### Stated problem
Identify and pull out each line of the entries in which "hollandaise" occurs.

[Saved data entries]
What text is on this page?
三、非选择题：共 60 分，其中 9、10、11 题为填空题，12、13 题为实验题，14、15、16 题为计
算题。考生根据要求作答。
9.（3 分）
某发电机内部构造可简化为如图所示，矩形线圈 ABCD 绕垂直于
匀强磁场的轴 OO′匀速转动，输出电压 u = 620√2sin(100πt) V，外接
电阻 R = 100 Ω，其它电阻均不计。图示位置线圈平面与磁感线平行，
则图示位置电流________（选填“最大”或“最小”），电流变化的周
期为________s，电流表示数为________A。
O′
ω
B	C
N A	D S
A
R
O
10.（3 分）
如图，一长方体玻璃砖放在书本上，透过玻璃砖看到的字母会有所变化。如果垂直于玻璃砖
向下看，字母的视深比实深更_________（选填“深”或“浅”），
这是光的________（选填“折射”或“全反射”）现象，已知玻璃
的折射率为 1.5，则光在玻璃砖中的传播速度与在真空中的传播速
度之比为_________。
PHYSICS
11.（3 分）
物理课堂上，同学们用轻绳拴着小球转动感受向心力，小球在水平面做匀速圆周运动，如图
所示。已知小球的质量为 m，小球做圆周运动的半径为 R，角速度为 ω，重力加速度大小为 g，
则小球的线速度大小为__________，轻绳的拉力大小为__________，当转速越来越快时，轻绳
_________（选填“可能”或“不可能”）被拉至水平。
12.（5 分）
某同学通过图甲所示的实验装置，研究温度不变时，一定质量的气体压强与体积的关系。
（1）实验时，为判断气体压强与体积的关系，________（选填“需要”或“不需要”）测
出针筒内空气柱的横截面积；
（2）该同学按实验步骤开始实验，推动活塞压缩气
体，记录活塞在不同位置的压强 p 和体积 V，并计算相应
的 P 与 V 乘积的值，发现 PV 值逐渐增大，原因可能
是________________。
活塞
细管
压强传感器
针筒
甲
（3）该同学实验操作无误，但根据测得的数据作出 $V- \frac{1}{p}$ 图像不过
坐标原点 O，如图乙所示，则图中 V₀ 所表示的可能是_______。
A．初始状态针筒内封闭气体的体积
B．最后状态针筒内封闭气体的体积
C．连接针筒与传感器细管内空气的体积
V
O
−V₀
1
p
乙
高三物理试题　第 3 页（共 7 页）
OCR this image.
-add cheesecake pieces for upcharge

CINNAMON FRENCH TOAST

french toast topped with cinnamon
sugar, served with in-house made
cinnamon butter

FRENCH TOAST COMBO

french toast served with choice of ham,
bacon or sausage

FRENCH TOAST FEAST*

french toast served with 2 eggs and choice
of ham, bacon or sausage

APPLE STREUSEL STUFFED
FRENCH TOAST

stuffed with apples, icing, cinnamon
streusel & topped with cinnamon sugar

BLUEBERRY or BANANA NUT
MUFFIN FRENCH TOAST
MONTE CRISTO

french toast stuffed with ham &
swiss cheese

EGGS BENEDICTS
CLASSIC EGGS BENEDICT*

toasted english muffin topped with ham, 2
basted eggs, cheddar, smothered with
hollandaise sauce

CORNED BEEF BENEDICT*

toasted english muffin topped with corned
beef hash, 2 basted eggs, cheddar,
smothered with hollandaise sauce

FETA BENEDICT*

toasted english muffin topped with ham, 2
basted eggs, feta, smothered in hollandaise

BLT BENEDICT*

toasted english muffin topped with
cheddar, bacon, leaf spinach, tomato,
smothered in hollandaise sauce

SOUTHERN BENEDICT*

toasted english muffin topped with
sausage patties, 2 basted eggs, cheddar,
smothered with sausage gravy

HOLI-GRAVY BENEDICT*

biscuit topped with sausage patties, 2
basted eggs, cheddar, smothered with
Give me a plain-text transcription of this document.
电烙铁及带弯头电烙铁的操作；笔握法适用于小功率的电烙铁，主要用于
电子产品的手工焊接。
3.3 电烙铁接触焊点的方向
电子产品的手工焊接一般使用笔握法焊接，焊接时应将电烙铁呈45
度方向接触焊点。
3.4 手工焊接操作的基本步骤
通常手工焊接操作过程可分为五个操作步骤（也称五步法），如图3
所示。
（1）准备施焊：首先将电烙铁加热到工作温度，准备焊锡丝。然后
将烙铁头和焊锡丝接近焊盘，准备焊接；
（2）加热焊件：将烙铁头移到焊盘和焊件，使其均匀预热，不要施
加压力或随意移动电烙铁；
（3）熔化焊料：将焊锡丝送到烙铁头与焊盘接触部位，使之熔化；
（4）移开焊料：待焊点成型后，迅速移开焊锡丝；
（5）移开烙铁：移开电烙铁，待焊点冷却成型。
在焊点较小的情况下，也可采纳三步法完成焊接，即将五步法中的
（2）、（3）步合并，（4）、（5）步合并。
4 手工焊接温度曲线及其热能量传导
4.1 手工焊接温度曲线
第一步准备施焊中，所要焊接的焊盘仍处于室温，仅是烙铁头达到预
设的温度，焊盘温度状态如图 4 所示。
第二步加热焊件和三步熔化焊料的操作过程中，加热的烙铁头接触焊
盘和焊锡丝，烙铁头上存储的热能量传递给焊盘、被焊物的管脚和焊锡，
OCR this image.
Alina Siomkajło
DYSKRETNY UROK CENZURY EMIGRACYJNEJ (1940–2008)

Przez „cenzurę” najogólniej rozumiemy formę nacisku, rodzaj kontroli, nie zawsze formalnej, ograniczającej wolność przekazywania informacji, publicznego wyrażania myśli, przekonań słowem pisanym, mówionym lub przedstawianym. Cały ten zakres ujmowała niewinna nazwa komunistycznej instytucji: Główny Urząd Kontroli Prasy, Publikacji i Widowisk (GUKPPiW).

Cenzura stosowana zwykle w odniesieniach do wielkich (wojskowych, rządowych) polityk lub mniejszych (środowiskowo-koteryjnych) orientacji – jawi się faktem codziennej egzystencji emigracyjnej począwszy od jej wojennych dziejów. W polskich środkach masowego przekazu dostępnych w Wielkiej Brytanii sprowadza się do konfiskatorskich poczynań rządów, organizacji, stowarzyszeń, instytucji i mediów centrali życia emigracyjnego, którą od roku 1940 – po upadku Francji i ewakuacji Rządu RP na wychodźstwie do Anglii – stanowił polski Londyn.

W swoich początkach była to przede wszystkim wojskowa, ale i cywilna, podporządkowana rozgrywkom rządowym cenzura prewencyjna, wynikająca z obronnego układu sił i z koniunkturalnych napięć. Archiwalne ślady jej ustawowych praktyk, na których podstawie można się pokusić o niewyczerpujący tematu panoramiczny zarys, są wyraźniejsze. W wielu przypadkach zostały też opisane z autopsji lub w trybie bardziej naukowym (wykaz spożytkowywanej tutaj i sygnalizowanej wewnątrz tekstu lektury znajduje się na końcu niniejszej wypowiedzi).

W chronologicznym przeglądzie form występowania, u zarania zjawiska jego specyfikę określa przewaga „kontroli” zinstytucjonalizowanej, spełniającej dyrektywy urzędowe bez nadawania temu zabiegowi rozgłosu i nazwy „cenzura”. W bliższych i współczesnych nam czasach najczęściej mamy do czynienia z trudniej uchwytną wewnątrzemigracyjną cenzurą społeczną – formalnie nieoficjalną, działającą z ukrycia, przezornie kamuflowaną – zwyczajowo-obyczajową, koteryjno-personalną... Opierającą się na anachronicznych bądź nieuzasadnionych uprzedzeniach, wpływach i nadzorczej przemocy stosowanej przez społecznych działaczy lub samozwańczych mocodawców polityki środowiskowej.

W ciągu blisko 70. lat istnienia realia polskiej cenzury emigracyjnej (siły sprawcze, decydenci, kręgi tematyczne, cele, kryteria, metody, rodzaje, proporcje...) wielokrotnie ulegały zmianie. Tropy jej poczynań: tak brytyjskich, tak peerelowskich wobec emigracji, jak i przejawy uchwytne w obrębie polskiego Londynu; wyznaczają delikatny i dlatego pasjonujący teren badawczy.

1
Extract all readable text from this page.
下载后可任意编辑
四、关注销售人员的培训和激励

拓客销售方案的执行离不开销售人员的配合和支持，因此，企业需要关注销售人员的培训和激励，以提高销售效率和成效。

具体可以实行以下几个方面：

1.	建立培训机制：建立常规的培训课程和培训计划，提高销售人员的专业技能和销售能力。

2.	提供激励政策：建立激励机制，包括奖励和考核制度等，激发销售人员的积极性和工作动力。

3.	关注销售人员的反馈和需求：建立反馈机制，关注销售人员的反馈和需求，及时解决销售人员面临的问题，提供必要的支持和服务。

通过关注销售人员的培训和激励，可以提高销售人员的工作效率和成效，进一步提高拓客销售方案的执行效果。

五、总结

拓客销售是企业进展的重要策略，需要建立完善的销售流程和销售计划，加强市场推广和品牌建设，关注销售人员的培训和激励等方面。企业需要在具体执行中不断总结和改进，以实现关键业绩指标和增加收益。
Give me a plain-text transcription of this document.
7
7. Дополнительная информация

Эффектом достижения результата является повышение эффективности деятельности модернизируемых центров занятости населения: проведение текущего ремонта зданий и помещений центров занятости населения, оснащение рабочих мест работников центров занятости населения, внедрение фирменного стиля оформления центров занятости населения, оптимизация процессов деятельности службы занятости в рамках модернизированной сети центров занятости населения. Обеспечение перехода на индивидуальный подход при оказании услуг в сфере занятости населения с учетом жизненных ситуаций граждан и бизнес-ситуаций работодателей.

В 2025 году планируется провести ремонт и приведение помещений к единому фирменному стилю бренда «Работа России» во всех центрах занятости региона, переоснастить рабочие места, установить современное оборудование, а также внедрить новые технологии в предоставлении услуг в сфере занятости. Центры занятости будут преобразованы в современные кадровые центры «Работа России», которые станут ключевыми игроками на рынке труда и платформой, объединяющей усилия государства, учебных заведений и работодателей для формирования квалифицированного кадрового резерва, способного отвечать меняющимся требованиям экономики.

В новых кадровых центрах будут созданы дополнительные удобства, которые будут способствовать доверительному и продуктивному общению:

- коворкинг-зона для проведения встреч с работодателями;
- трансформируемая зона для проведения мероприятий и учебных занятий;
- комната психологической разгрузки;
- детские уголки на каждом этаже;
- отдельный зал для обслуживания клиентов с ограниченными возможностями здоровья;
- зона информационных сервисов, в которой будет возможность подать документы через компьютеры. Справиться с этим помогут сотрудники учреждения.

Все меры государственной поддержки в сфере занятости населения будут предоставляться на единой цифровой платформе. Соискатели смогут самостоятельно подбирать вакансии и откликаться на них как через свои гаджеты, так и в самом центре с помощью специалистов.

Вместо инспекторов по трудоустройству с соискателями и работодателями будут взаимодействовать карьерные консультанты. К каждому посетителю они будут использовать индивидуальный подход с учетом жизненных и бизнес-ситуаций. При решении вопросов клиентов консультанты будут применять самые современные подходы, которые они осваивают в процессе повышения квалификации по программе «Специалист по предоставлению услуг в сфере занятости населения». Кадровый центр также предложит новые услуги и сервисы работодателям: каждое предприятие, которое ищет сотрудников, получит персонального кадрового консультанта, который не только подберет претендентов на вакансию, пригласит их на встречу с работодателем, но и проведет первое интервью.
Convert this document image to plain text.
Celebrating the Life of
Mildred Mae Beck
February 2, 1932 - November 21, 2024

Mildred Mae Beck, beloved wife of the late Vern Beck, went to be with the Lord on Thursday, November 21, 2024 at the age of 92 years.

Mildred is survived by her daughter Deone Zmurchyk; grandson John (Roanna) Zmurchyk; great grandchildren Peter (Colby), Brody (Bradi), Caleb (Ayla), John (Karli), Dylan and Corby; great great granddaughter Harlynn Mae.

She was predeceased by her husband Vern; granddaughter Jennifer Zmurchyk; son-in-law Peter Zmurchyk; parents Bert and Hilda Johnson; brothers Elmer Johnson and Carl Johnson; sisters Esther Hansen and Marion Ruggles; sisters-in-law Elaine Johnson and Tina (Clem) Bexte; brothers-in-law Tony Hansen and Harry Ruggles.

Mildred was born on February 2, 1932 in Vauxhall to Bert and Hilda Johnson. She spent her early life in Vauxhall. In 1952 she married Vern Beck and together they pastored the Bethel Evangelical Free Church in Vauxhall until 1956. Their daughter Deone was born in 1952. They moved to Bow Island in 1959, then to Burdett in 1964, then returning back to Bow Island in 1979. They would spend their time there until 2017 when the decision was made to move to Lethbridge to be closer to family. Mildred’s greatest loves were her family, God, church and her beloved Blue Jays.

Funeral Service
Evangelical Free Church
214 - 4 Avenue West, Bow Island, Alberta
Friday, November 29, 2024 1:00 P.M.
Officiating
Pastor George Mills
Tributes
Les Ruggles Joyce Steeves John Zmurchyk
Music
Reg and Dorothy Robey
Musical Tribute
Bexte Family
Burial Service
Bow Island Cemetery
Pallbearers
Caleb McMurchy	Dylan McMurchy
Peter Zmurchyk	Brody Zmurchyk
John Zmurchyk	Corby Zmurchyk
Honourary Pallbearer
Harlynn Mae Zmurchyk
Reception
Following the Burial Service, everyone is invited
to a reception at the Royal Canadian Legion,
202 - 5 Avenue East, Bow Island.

### Output for this exercise
hollandaise sauce
smothered with hollandaise sauce
basted eggs, feta, smothered in hollandaise
smothered in hollandaise sauce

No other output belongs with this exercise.